The request:
Which lines hold the word "hour"? Copy each of them from the material.
[START OF Given data]
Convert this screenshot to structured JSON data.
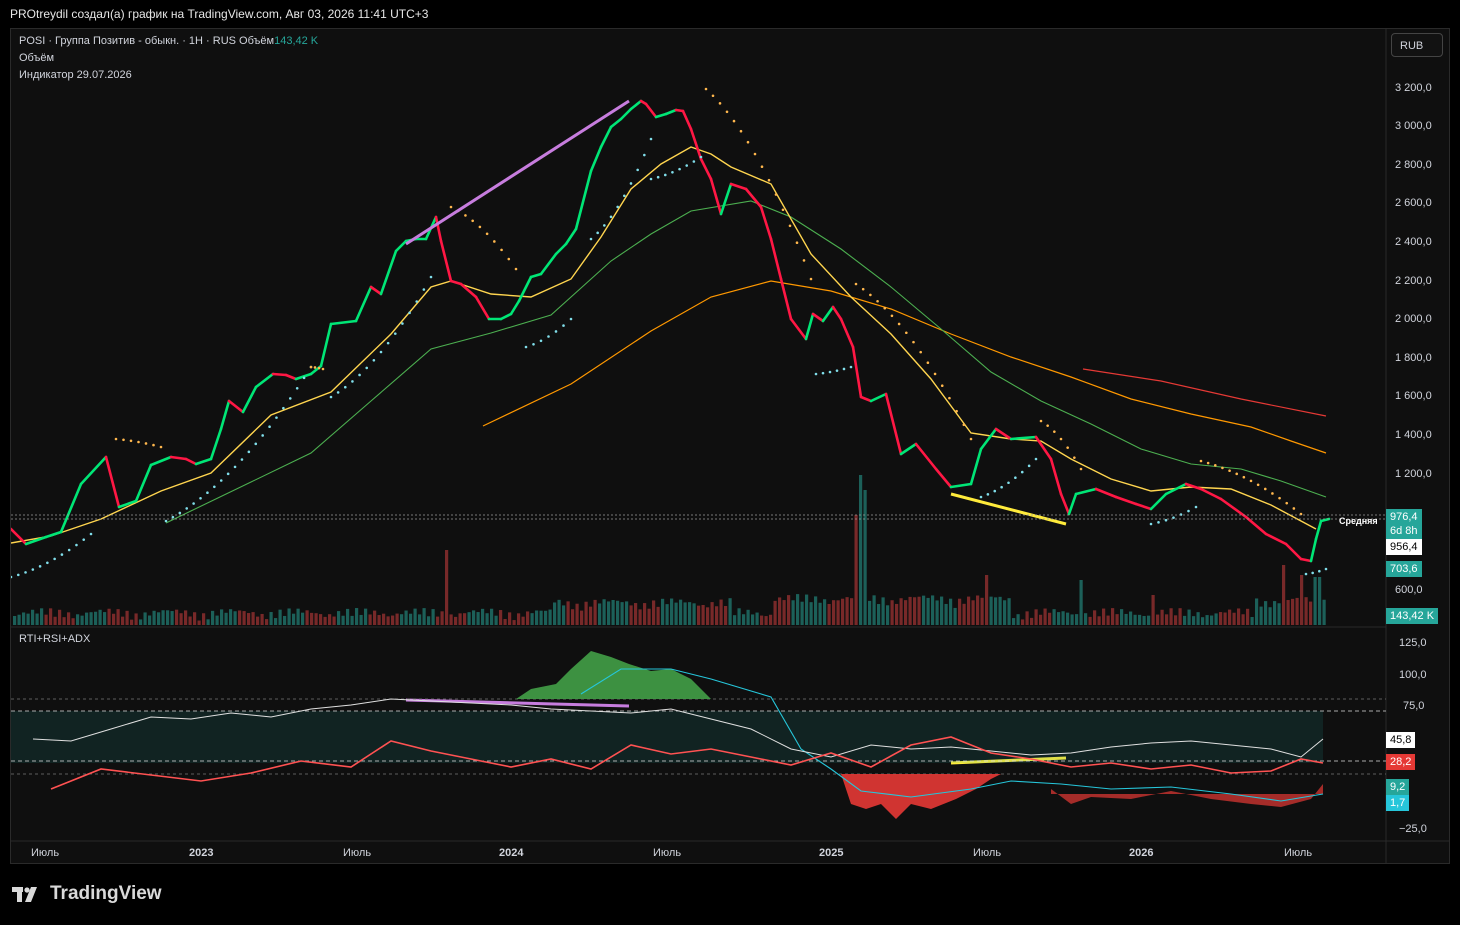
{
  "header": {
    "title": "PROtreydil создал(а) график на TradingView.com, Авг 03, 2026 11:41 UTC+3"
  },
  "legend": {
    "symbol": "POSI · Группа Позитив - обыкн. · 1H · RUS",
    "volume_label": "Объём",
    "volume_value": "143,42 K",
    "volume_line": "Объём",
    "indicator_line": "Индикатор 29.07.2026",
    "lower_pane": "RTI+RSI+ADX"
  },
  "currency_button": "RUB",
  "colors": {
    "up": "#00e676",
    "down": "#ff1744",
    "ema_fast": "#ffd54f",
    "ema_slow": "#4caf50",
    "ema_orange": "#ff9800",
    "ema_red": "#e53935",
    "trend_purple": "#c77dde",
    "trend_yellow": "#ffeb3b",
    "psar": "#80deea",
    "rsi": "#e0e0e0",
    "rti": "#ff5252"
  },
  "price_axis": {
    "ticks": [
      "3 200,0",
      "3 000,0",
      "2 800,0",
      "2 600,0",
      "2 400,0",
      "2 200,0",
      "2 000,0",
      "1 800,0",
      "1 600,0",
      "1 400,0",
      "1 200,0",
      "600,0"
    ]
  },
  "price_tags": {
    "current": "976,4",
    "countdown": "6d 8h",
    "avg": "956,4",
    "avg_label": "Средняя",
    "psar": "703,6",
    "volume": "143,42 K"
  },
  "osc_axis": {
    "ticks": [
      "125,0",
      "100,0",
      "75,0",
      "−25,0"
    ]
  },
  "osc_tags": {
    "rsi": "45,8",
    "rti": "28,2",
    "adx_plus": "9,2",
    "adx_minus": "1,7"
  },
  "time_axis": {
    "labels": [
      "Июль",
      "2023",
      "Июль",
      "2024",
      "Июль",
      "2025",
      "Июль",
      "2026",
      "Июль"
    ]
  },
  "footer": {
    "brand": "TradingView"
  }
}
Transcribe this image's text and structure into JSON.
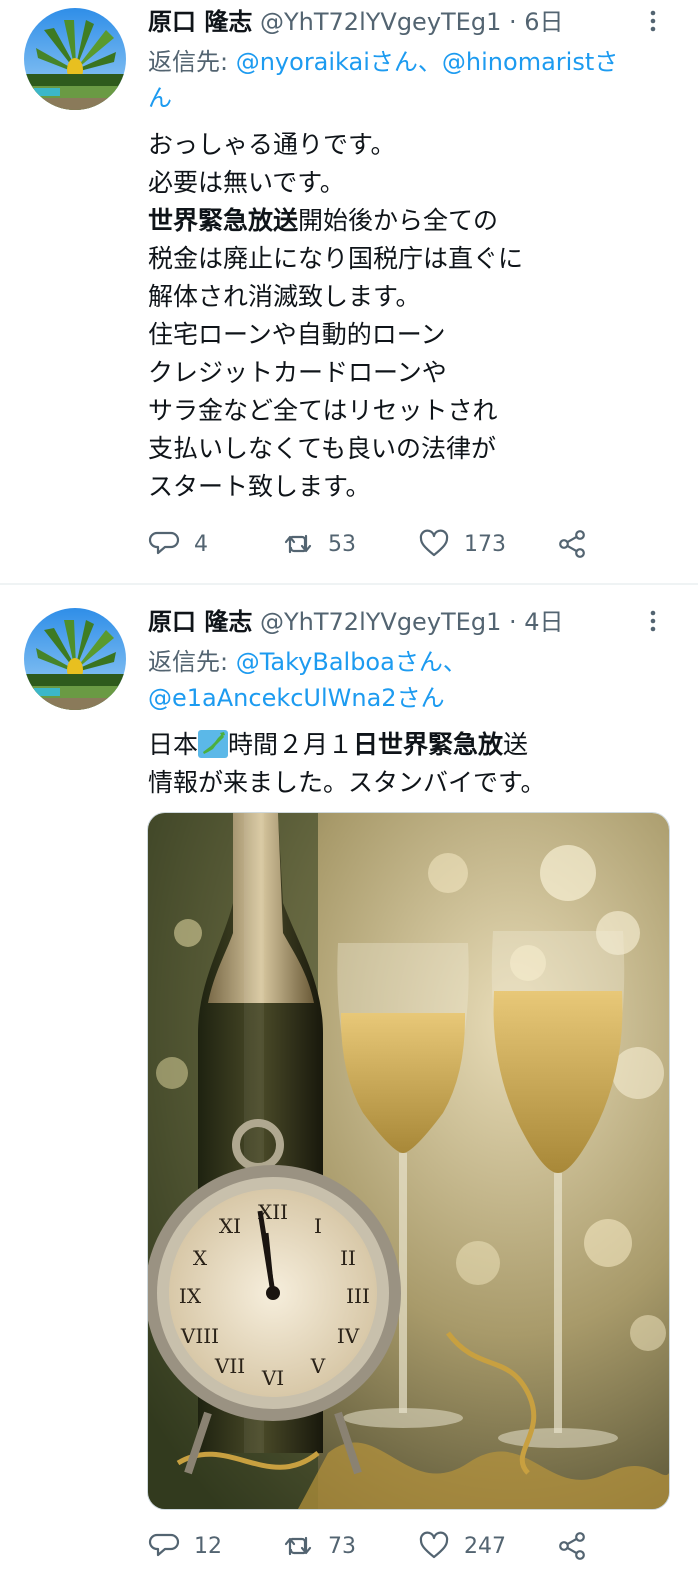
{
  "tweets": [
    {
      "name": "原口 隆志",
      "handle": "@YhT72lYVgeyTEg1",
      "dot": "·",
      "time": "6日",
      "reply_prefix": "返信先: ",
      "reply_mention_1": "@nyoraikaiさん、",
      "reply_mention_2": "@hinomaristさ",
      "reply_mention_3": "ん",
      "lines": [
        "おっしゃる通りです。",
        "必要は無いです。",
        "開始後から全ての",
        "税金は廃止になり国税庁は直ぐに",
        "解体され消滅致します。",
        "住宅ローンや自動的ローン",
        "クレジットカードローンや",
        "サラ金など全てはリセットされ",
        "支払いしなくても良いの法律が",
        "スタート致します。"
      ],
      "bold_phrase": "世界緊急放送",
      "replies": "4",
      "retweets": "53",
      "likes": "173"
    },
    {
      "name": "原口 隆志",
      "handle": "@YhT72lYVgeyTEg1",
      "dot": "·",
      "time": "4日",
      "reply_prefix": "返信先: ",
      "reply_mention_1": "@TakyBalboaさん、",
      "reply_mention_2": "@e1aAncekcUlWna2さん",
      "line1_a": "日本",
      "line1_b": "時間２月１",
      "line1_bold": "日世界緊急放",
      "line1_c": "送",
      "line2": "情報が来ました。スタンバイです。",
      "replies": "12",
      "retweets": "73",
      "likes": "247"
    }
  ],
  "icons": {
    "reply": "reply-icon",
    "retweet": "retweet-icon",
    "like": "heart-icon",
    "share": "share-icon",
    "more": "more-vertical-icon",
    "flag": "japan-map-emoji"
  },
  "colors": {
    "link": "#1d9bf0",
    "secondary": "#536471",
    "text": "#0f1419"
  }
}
[END OF Given data]
[START OF Given data]
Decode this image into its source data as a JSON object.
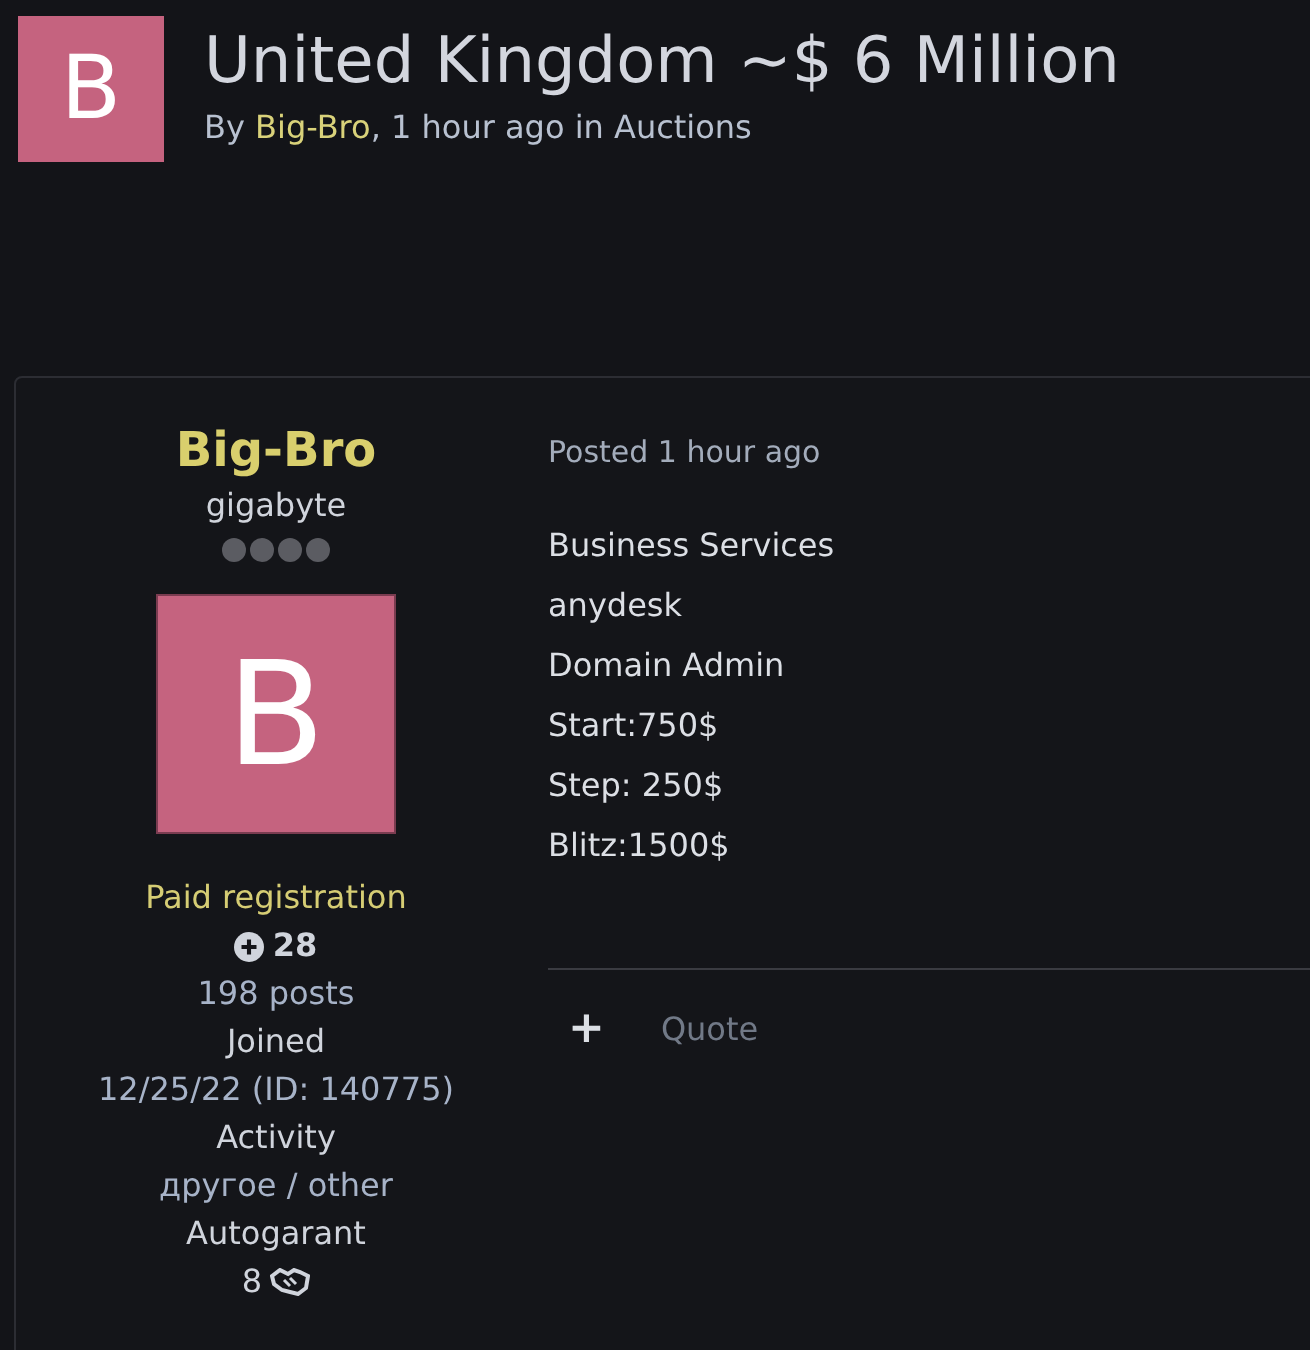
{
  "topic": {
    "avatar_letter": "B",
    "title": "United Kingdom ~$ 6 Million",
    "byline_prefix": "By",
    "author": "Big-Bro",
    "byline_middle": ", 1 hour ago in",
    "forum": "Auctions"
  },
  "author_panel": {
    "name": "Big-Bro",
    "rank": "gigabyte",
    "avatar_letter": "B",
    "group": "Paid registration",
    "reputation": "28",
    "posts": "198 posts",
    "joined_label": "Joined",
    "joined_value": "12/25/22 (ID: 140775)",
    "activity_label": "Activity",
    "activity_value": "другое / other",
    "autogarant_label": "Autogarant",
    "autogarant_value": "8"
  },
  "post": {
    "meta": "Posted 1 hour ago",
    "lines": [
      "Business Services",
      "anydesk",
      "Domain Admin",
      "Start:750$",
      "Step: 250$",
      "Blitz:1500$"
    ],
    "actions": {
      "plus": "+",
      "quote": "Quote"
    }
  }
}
[END OF Given data]
Task result:
    "byline_middle": ", 1 hour ago in",
    "meta": "Posted 1 hour ago",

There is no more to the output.